--- start ---

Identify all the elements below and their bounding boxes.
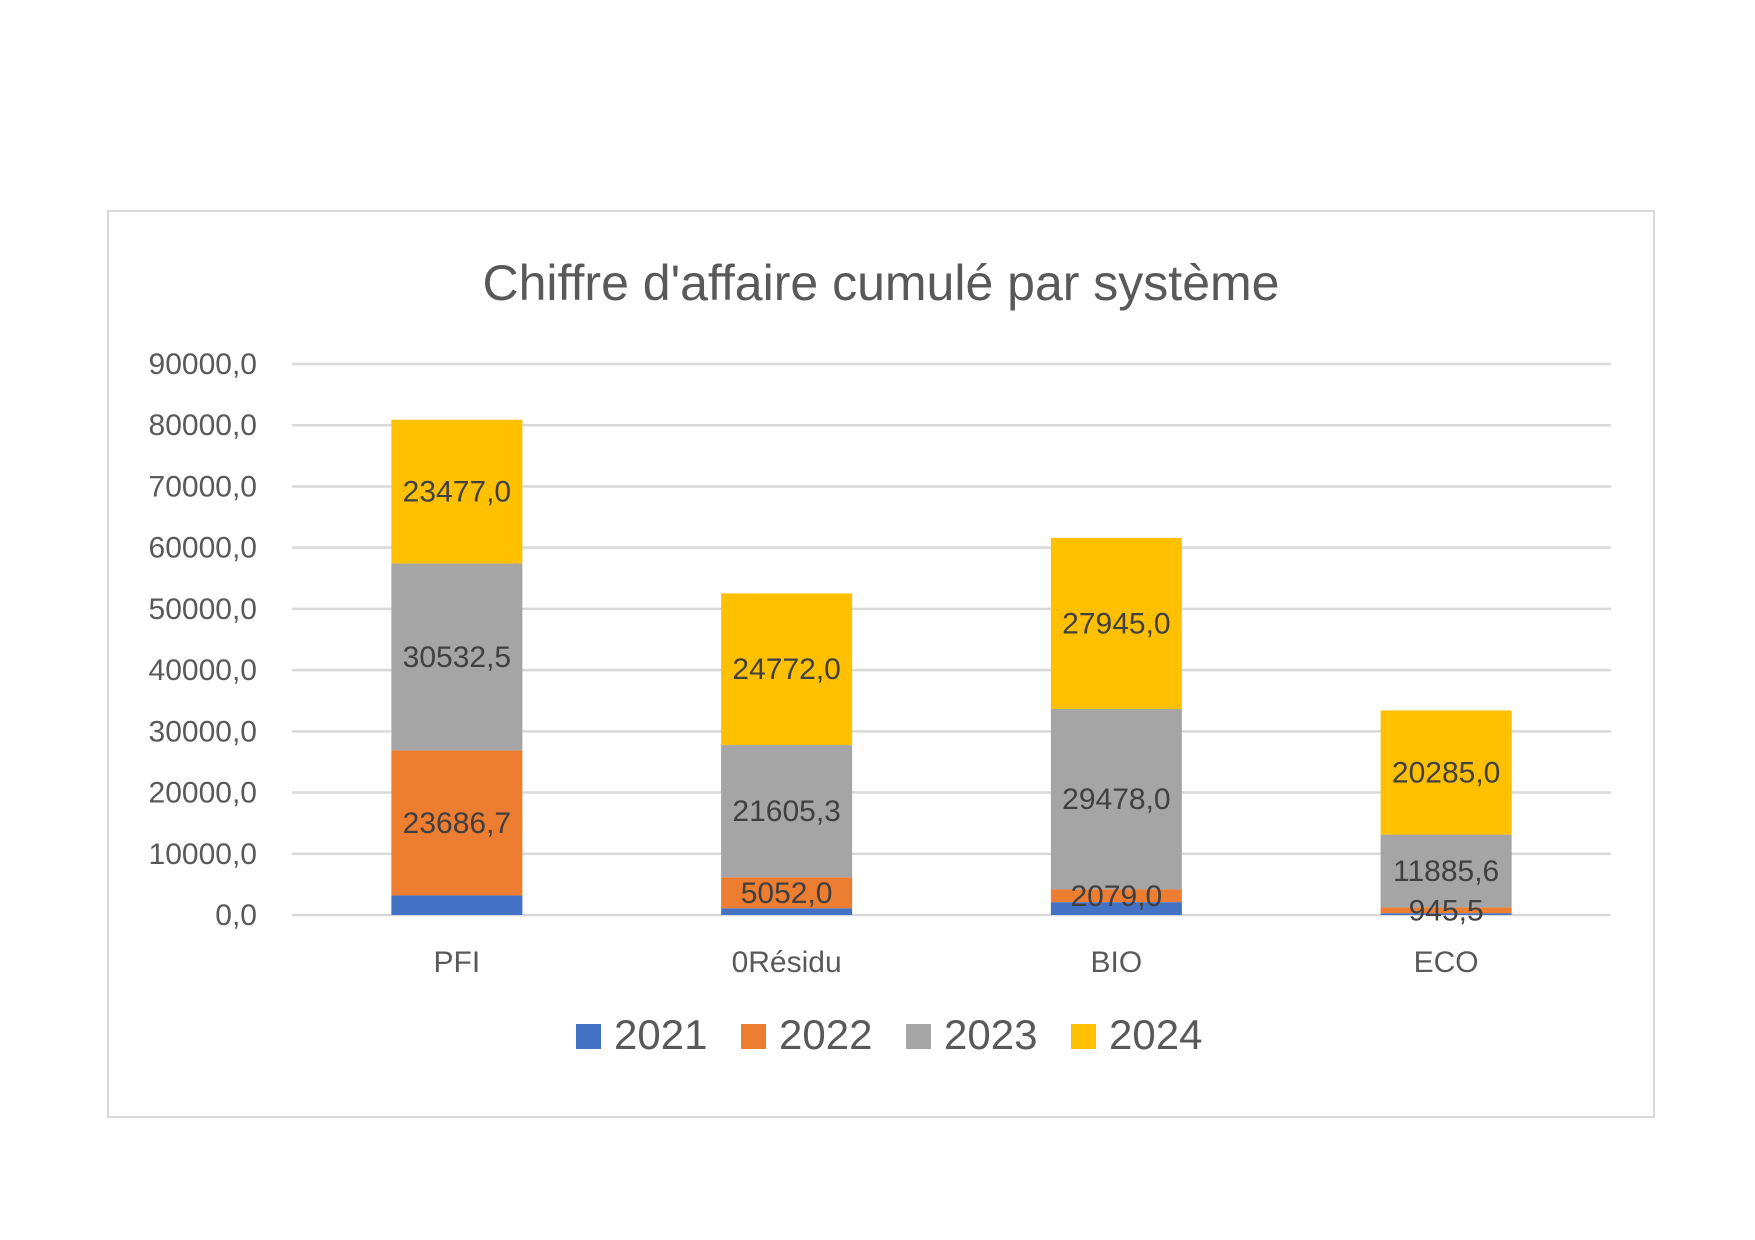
legend-swatch-2024 (1071, 1024, 1096, 1049)
bar-BIO-2024 (1050, 537, 1182, 709)
bar-BIO-2023 (1050, 708, 1182, 890)
y-tick-label-3: 30000,0 (149, 715, 257, 748)
legend-label-2021: 2021 (614, 1011, 707, 1058)
y-tick-label-1: 10000,0 (149, 838, 257, 871)
x-tick-label-3: ECO (1414, 946, 1479, 979)
chart-area: Chiffre d'affaire cumulé par système 0,0… (107, 210, 1655, 1118)
y-tick-label-6: 60000,0 (149, 532, 257, 565)
data-label-BIO-2023: 29478,0 (1062, 783, 1170, 816)
chart-canvas: Chiffre d'affaire cumulé par système 0,0… (149, 255, 1611, 1058)
data-labels: 23686,7 30532,5 23477,0 5052,0 21605,3 24772,… (403, 476, 1501, 928)
y-tick-label-8: 80000,0 (149, 409, 257, 442)
y-tick-label-5: 50000,0 (149, 593, 257, 626)
x-tick-label-2: BIO (1091, 946, 1143, 979)
legend-label-2023: 2023 (944, 1011, 1037, 1058)
bar-BIO-2021 (1050, 902, 1182, 915)
legend-label-2024: 2024 (1109, 1011, 1202, 1058)
legend-swatch-2022 (741, 1024, 766, 1049)
data-label-PFI-2023: 30532,5 (403, 641, 511, 674)
legend-swatch-2023 (906, 1024, 931, 1049)
bar-0Résidu-2022 (721, 877, 853, 909)
legend: 2021 2022 2023 2024 (576, 1011, 1202, 1058)
data-label-BIO-2022: 2079,0 (1070, 880, 1162, 913)
legend-label-2022: 2022 (779, 1011, 872, 1058)
data-label-ECO-2023: 11885,6 (1393, 855, 1499, 888)
bar-0Résidu-2021 (721, 908, 853, 915)
bar-PFI-2021 (391, 895, 523, 915)
data-label-PFI-2024: 23477,0 (403, 476, 511, 509)
data-label-0Résidu-2024: 24772,0 (732, 653, 840, 686)
data-label-0Résidu-2022: 5052,0 (741, 877, 833, 910)
bar-ECO-2023 (1380, 834, 1512, 908)
data-label-BIO-2024: 27945,0 (1062, 607, 1170, 640)
y-tick-label-7: 70000,0 (149, 470, 257, 503)
y-tick-label-4: 40000,0 (149, 654, 257, 687)
y-tick-label-2: 20000,0 (149, 777, 257, 810)
data-label-ECO-2022: 945,5 (1409, 894, 1484, 927)
bar-ECO-2024 (1380, 710, 1512, 835)
bar-PFI-2022 (391, 750, 523, 896)
bar-ECO-2021 (1380, 913, 1512, 915)
x-tick-label-1: 0Résidu (732, 946, 842, 979)
bars (391, 419, 1512, 915)
bar-0Résidu-2024 (721, 593, 853, 746)
data-label-0Résidu-2023: 21605,3 (732, 795, 840, 828)
bar-PFI-2024 (391, 419, 523, 564)
data-label-PFI-2022: 23686,7 (403, 807, 511, 840)
bar-0Résidu-2023 (721, 745, 853, 878)
y-tick-label-0: 0,0 (215, 899, 257, 932)
y-axis-ticks: 0,0 10000,0 20000,0 30000,0 40000,0 50000,0 60… (149, 348, 257, 932)
chart-title: Chiffre d'affaire cumulé par système (483, 255, 1280, 311)
x-axis-categories: PFI 0Résidu BIO ECO (434, 946, 1479, 979)
data-label-ECO-2024: 20285,0 (1392, 757, 1500, 790)
bar-ECO-2022 (1380, 907, 1512, 914)
legend-swatch-2021 (576, 1024, 601, 1049)
y-tick-label-9: 90000,0 (149, 348, 257, 381)
bar-PFI-2023 (391, 563, 523, 751)
bar-BIO-2022 (1050, 889, 1182, 903)
x-tick-label-0: PFI (434, 946, 481, 979)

--- end ---

### What is expected
Reproduce the items above, leaving out the pictures, and substitute "legend-key" for every occurrence of "legend-swatch", keeping everything else unchanged.

### Solution
Identify all the elements below and their bounding boxes.
legend-key-2024 (1071, 1024, 1096, 1049)
bar-BIO-2024 (1050, 537, 1182, 709)
bar-BIO-2023 (1050, 708, 1182, 890)
y-tick-label-3: 30000,0 (149, 715, 257, 748)
legend-label-2021: 2021 (614, 1011, 707, 1058)
y-tick-label-1: 10000,0 (149, 838, 257, 871)
x-tick-label-3: ECO (1414, 946, 1479, 979)
chart-area: Chiffre d'affaire cumulé par système 0,0… (107, 210, 1655, 1118)
y-tick-label-6: 60000,0 (149, 532, 257, 565)
data-label-BIO-2023: 29478,0 (1062, 783, 1170, 816)
chart-canvas: Chiffre d'affaire cumulé par système 0,0… (149, 255, 1611, 1058)
data-labels: 23686,7 30532,5 23477,0 5052,0 21605,3 24772,… (403, 476, 1501, 928)
y-tick-label-8: 80000,0 (149, 409, 257, 442)
y-tick-label-5: 50000,0 (149, 593, 257, 626)
x-tick-label-2: BIO (1091, 946, 1143, 979)
legend-label-2023: 2023 (944, 1011, 1037, 1058)
bar-BIO-2021 (1050, 902, 1182, 915)
legend-label-2024: 2024 (1109, 1011, 1202, 1058)
legend-key-2022 (741, 1024, 766, 1049)
data-label-PFI-2023: 30532,5 (403, 641, 511, 674)
legend-key-2023 (906, 1024, 931, 1049)
bar-0Résidu-2022 (721, 877, 853, 909)
legend: 2021 2022 2023 2024 (576, 1011, 1202, 1058)
data-label-BIO-2022: 2079,0 (1070, 880, 1162, 913)
legend-label-2022: 2022 (779, 1011, 872, 1058)
data-label-ECO-2023: 11885,6 (1393, 855, 1499, 888)
bar-0Résidu-2021 (721, 908, 853, 915)
bar-PFI-2021 (391, 895, 523, 915)
data-label-PFI-2024: 23477,0 (403, 476, 511, 509)
data-label-0Résidu-2024: 24772,0 (732, 653, 840, 686)
data-label-0Résidu-2022: 5052,0 (741, 877, 833, 910)
bar-ECO-2023 (1380, 834, 1512, 908)
data-label-BIO-2024: 27945,0 (1062, 607, 1170, 640)
y-tick-label-7: 70000,0 (149, 470, 257, 503)
y-tick-label-4: 40000,0 (149, 654, 257, 687)
y-tick-label-2: 20000,0 (149, 777, 257, 810)
data-label-ECO-2022: 945,5 (1409, 894, 1484, 927)
bar-ECO-2024 (1380, 710, 1512, 835)
bar-PFI-2022 (391, 750, 523, 896)
bar-ECO-2021 (1380, 913, 1512, 915)
x-tick-label-1: 0Résidu (732, 946, 842, 979)
bars (391, 419, 1512, 915)
bar-0Résidu-2024 (721, 593, 853, 746)
data-label-0Résidu-2023: 21605,3 (732, 795, 840, 828)
bar-PFI-2024 (391, 419, 523, 564)
data-label-PFI-2022: 23686,7 (403, 807, 511, 840)
bar-0Résidu-2023 (721, 745, 853, 878)
y-tick-label-0: 0,0 (215, 899, 257, 932)
y-axis-ticks: 0,0 10000,0 20000,0 30000,0 40000,0 50000,0 60… (149, 348, 257, 932)
chart-title: Chiffre d'affaire cumulé par système (483, 255, 1280, 311)
x-axis-categories: PFI 0Résidu BIO ECO (434, 946, 1479, 979)
data-label-ECO-2024: 20285,0 (1392, 757, 1500, 790)
bar-ECO-2022 (1380, 907, 1512, 914)
legend-key-2021 (576, 1024, 601, 1049)
y-tick-label-9: 90000,0 (149, 348, 257, 381)
bar-PFI-2023 (391, 563, 523, 751)
bar-BIO-2022 (1050, 889, 1182, 903)
x-tick-label-0: PFI (434, 946, 481, 979)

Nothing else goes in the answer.